Stored entries
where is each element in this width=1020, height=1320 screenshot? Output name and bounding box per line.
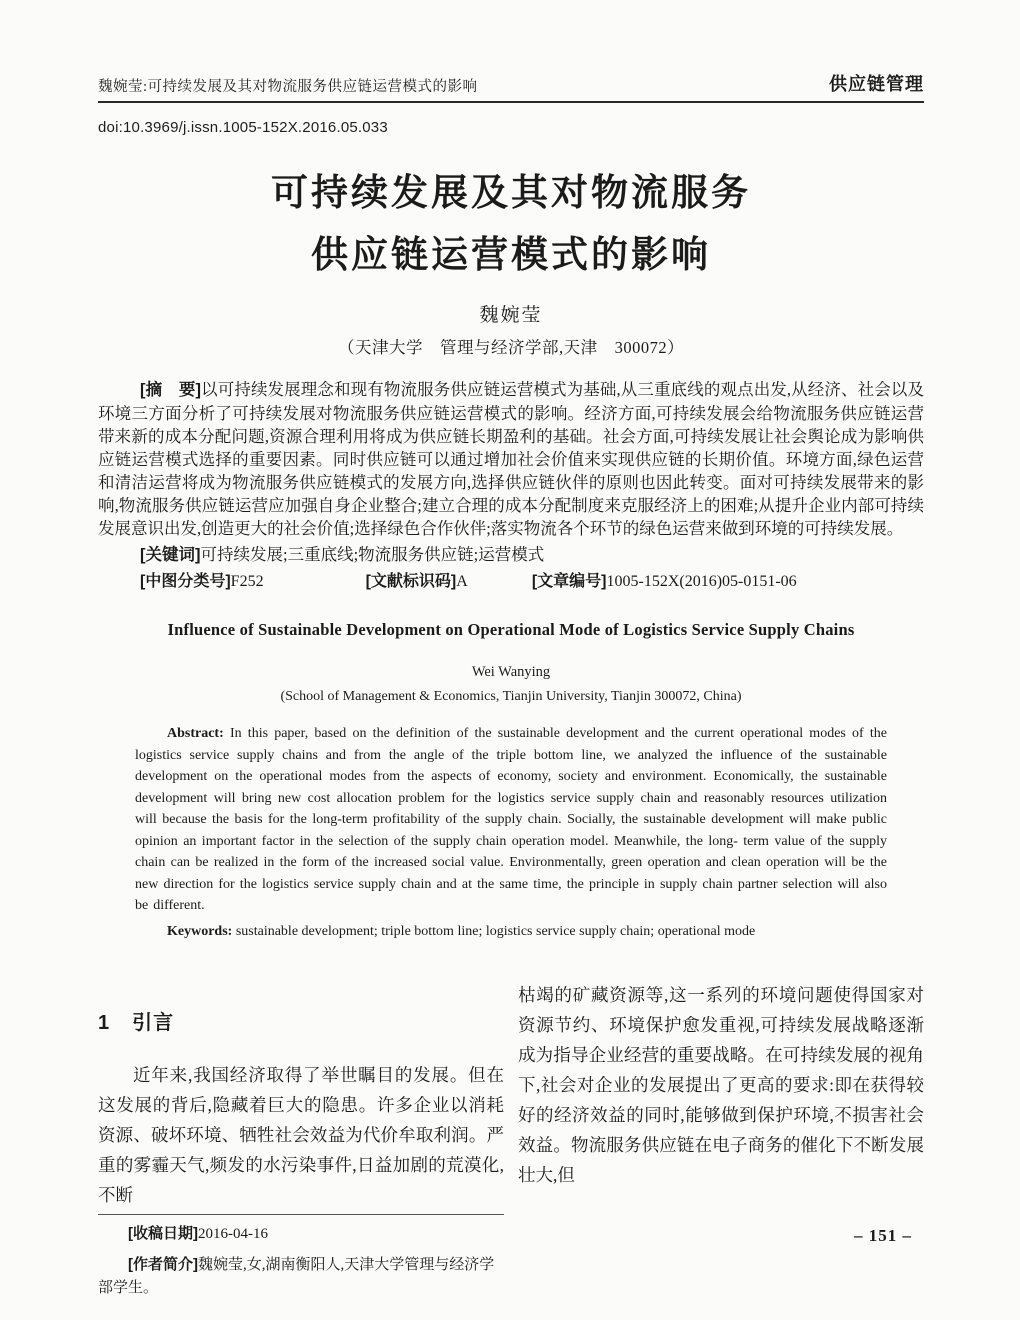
- author-bio-label: [作者简介]: [128, 1256, 198, 1273]
- section-1-number: 1: [98, 1012, 111, 1034]
- right-column: [518, 980, 924, 1300]
- affiliation-en: (School of Management & Economics, Tianjin University, Tianjin 300072, China): [280, 689, 742, 704]
- received-date-label: [收稿日期]: [128, 1225, 198, 1242]
- article-title-zh: [98, 162, 924, 286]
- author-name-zh: 魏婉莹: [479, 305, 543, 326]
- abstract-en-label: Abstract:: [167, 726, 224, 741]
- clc-number: [140, 573, 264, 590]
- affiliation-zh: （天津大学 管理与经济学部,天津 300072）: [337, 338, 685, 357]
- page-header: [98, 70, 924, 103]
- article-title-zh-line2: 供应链运营模式的影响: [311, 234, 711, 275]
- keywords-zh-text: 可持续发展;三重底线;物流服务供应链;运营模式: [200, 545, 545, 564]
- keywords-zh-label: [关键词]: [140, 546, 201, 564]
- clc-number-value: F252: [230, 573, 264, 590]
- section-1-title: 引言: [132, 1012, 175, 1034]
- author-name-en: Wei Wanying: [471, 664, 551, 680]
- abstract-zh-label: [摘 要]: [140, 381, 201, 399]
- abstract-zh-text: 以可持续发展理念和现有物流服务供应链运营模式为基础,从三重底线的观点出发,从经济、社会以及环境三方面分析了可持续发展对物流服务供应链运营模式的影响。经济方面,可持续发展会给物流服务供应链运营带来新的成本分配问题,资源合理利用将成为供应链长期盈利的基础。社会方面,可持续发展让社会舆论成为影响供应链运营模式选择的重要因素。同时供应链可以通过增加社会价值来实现供应链的长期价值。环境方面,绿色运营和清洁运营将成为物流服务供应链模式的发展方向,选择供应链伙伴的原则也因此转变。面对可持续发展带来的影响,物流服务供应链运营应加强自身企业整合;建立合理的成本分配制度来克服经济上的困难;从提升企业内部可持续发展意识出发,创造更大的社会价值;选择绿色合作伙伴;落实物流各个环节的绿色运营来做到环境的可持续发展。: [98, 380, 924, 538]
- doi-line: doi:10.3969/j.issn.1005-152X.2016.05.033: [98, 119, 388, 136]
- received-date-note: [98, 1222, 504, 1246]
- running-title: 魏婉莹:可持续发展及其对物流服务供应链运营模式的影响: [98, 79, 478, 95]
- article-title-en: Influence of Sustainable Development on Operational Mode of Logistics Service Supply Chains: [167, 620, 855, 639]
- keywords-en-text: sustainable development; triple bottom line; logistics service supply chain; operational mode: [235, 923, 756, 939]
- author-bio-value: 魏婉莹,女,湖南衡阳人,天津大学管理与经济学部学生。: [98, 1257, 495, 1296]
- classification-line: [98, 570, 924, 593]
- abstract-en-text: In this paper, based on the definition of the sustainable development and the current operational modes of the logistics service supply chains and from the angle of the triple bottom line, we analyzed the influence of the sustainable development on the operational modes from the aspects of economy, society and environment. Economically, the sustainable development will bring new cost allocation problem for the logistics service supply chain and reasonably resources utilization will because the basis for the long-term profitability of the supply chain. Socially, the sustainable development will make public opinion an important factor in the selection of the supply chain operation model. Meanwhile, the long- term value of the supply chain can be realized in the form of the increased social value. Environmentally, green operation and clean operation will be the new direction for the logistics service supply chain and at the same time, the principle in supply chain partner selection will also be different.: [135, 726, 887, 913]
- section-1-heading: [98, 1006, 504, 1035]
- header-rule: [98, 101, 924, 103]
- received-date-value: 2016-04-16: [198, 1226, 268, 1242]
- left-column: [98, 980, 504, 1300]
- keywords-en-label: Keywords:: [167, 923, 233, 939]
- document-code-label: [文献标识码]: [365, 573, 457, 590]
- keywords-zh: [98, 543, 924, 567]
- intro-paragraph-left: 近年来,我国经济取得了举世瞩目的发展。但在这发展的背后,隐藏着巨大的隐患。许多企业以消耗资源、破坏环境、牺牲社会效益为代价牟取利润。严重的雾霾天气,频发的水污染事件,日益加剧的荒漠化,不断: [98, 1065, 504, 1205]
- article-id-label: [文章编号]: [531, 573, 607, 590]
- intro-paragraph-right: 枯竭的矿藏资源等,这一系列的环境问题使得国家对资源节约、环境保护愈发重视,可持续发展战略逐渐成为指导企业经营的重要战略。在可持续发展的视角下,社会对企业的发展提出了更高的要求:即在获得较好的经济效益的同时,能够做到保护环境,不损害社会效益。物流服务供应链在电子商务的催化下不断发展壮大,但: [518, 985, 924, 1185]
- journal-section-label: 供应链管理: [829, 74, 924, 94]
- document-code-value: A: [456, 573, 468, 590]
- footnote-rule: [98, 1214, 504, 1215]
- running-head-row: [98, 70, 924, 96]
- article-title-zh-line1: 可持续发展及其对物流服务: [271, 172, 751, 213]
- article-id-value: 1005-152X(2016)05-0151-06: [606, 573, 797, 590]
- abstract-zh: [98, 378, 924, 540]
- article-id: [532, 573, 797, 590]
- page-number: – 151 –: [854, 1226, 912, 1245]
- keywords-en: [135, 921, 887, 943]
- document-code: [366, 573, 468, 590]
- clc-number-label: [中图分类号]: [140, 573, 231, 590]
- author-bio-note: [98, 1253, 504, 1300]
- body-columns: [98, 980, 924, 1300]
- abstract-en: [135, 723, 887, 917]
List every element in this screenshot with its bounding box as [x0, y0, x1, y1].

What the task asks -> Render every line of the records above as a JSON list of strings, one string per line, with blank lines dropped. Leave the pictures out of the list.

Answer for this exercise ->
[
  "where is each element in this width=1020, height=1320 screenshot? Output name and bounding box per line.",
  "- author-bio-label: [作者简介]: [128, 1256, 198, 1273]",
  "- section-1-number: 1: [98, 1012, 111, 1034]",
  "- right-column: [518, 980, 924, 1300]",
  "- affiliation-en: (School of Management & Economics, Tianjin University, Tianjin 300072, China): [280, 689, 742, 704]",
  "- received-date-label: [收稿日期]: [128, 1225, 198, 1242]",
  "- article-title-zh: [98, 162, 924, 286]",
  "- author-name-zh: 魏婉莹: [479, 305, 543, 326]",
  "- abstract-en-label: Abstract:: [167, 726, 224, 741]",
  "- clc-number: [140, 573, 264, 590]",
  "- affiliation-zh: （天津大学 管理与经济学部,天津 300072）: [337, 338, 685, 357]",
  "- page-header: [98, 70, 924, 103]",
  "- article-title-zh-line2: 供应链运营模式的影响: [311, 234, 711, 275]",
  "- keywords-zh-text: 可持续发展;三重底线;物流服务供应链;运营模式: [200, 545, 545, 564]",
  "- keywords-zh-label: [关键词]: [140, 546, 201, 564]",
  "- clc-number-value: F252: [230, 573, 264, 590]",
  "- section-1-title: 引言: [132, 1012, 175, 1034]",
  "- author-name-en: Wei Wanying: [471, 664, 551, 680]",
  "- abstract-zh-label: [摘 要]: [140, 381, 201, 399]",
  "- abstract-zh-text: 以可持续发展理念和现有物流服务供应链运营模式为基础,从三重底线的观点出发,从经济、社会以及环境三方面分析了可持续发展对物流服务供应链运营模式的影响。经济方面,可持续发展会给物流服务供应链运营带来新的成本分配问题,资源合理利用将成为供应链长期盈利的基础。社会方面,可持续发展让社会舆论成为影响供应链运营模式选择的重要因素。同时供应链可以通过增加社会价值来实现供应链的长期价值。环境方面,绿色运营和清洁运营将成为物流服务供应链模式的发展方向,选择供应链伙伴的原则也因此转变。面对可持续发展带来的影响,物流服务供应链运营应加强自身企业整合;建立合理的成本分配制度来克服经济上的困难;从提升企业内部可持续发展意识出发,创造更大的社会价值;选择绿色合作伙伴;落实物流各个环节的绿色运营来做到环境的可持续发展。: [98, 380, 924, 538]",
  "- doi-line: doi:10.3969/j.issn.1005-152X.2016.05.033: [98, 119, 388, 136]",
  "- received-date-note: [98, 1222, 504, 1246]",
  "- running-title: 魏婉莹:可持续发展及其对物流服务供应链运营模式的影响: [98, 79, 478, 95]",
  "- article-title-en: Influence of Sustainable Development on Operational Mode of Logistics Service Supply Chains: [167, 620, 855, 639]",
  "- keywords-en-text: sustainable development; triple bottom line; logistics service supply chain; operational mode: [235, 923, 756, 939]",
  "- author-bio-value: 魏婉莹,女,湖南衡阳人,天津大学管理与经济学部学生。: [98, 1257, 495, 1296]",
  "- classification-line: [98, 570, 924, 593]",
  "- abstract-en-text: In this paper, based on the definition of the sustainable development and the current operational modes of the logistics service supply chains and from the angle of the triple bottom line, we analyzed the influence of the sustainable development on the operational modes from the aspects of economy, society and environment. Economically, the sustainable development will bring new cost allocation problem for the logistics service supply chain and reasonably resources utilization will because the basis for the long-term profitability of the supply chain. Socially, the sustainable development will make public opinion an important factor in the selection of the supply chain operation model. Meanwhile, the long- term value of the supply chain can be realized in the form of the increased social value. Environmentally, green operation and clean operation will be the new direction for the logistics service supply chain and at the same time, the principle in supply chain partner selection will also be different.: [135, 726, 887, 913]",
  "- section-1-heading: [98, 1006, 504, 1035]",
  "- header-rule: [98, 101, 924, 103]",
  "- received-date-value: 2016-04-16: [198, 1226, 268, 1242]",
  "- left-column: [98, 980, 504, 1300]",
  "- keywords-en-label: Keywords:: [167, 923, 233, 939]",
  "- document-code-label: [文献标识码]: [365, 573, 457, 590]",
  "- keywords-zh: [98, 543, 924, 567]",
  "- intro-paragraph-left: 近年来,我国经济取得了举世瞩目的发展。但在这发展的背后,隐藏着巨大的隐患。许多企业以消耗资源、破坏环境、牺牲社会效益为代价牟取利润。严重的雾霾天气,频发的水污染事件,日益加剧的荒漠化,不断: [98, 1065, 504, 1205]",
  "- article-id-label: [文章编号]: [531, 573, 607, 590]",
  "- intro-paragraph-right: 枯竭的矿藏资源等,这一系列的环境问题使得国家对资源节约、环境保护愈发重视,可持续发展战略逐渐成为指导企业经营的重要战略。在可持续发展的视角下,社会对企业的发展提出了更高的要求:即在获得较好的经济效益的同时,能够做到保护环境,不损害社会效益。物流服务供应链在电子商务的催化下不断发展壮大,但: [518, 985, 924, 1185]",
  "- journal-section-label: 供应链管理: [829, 74, 924, 94]",
  "- document-code-value: A: [456, 573, 468, 590]",
  "- footnote-rule: [98, 1214, 504, 1215]",
  "- running-head-row: [98, 70, 924, 96]",
  "- article-title-zh-line1: 可持续发展及其对物流服务: [271, 172, 751, 213]",
  "- article-id-value: 1005-152X(2016)05-0151-06: [606, 573, 797, 590]",
  "- abstract-zh: [98, 378, 924, 540]",
  "- article-id: [532, 573, 797, 590]",
  "- page-number: – 151 –: [854, 1226, 912, 1245]",
  "- keywords-en: [135, 921, 887, 943]",
  "- document-code: [366, 573, 468, 590]",
  "- clc-number-label: [中图分类号]: [140, 573, 231, 590]",
  "- author-bio-note: [98, 1253, 504, 1300]",
  "- body-columns: [98, 980, 924, 1300]",
  "- abstract-en: [135, 723, 887, 917]",
  "List every element in this screenshot with its bounding box as [x0, y0, x1, y1]."
]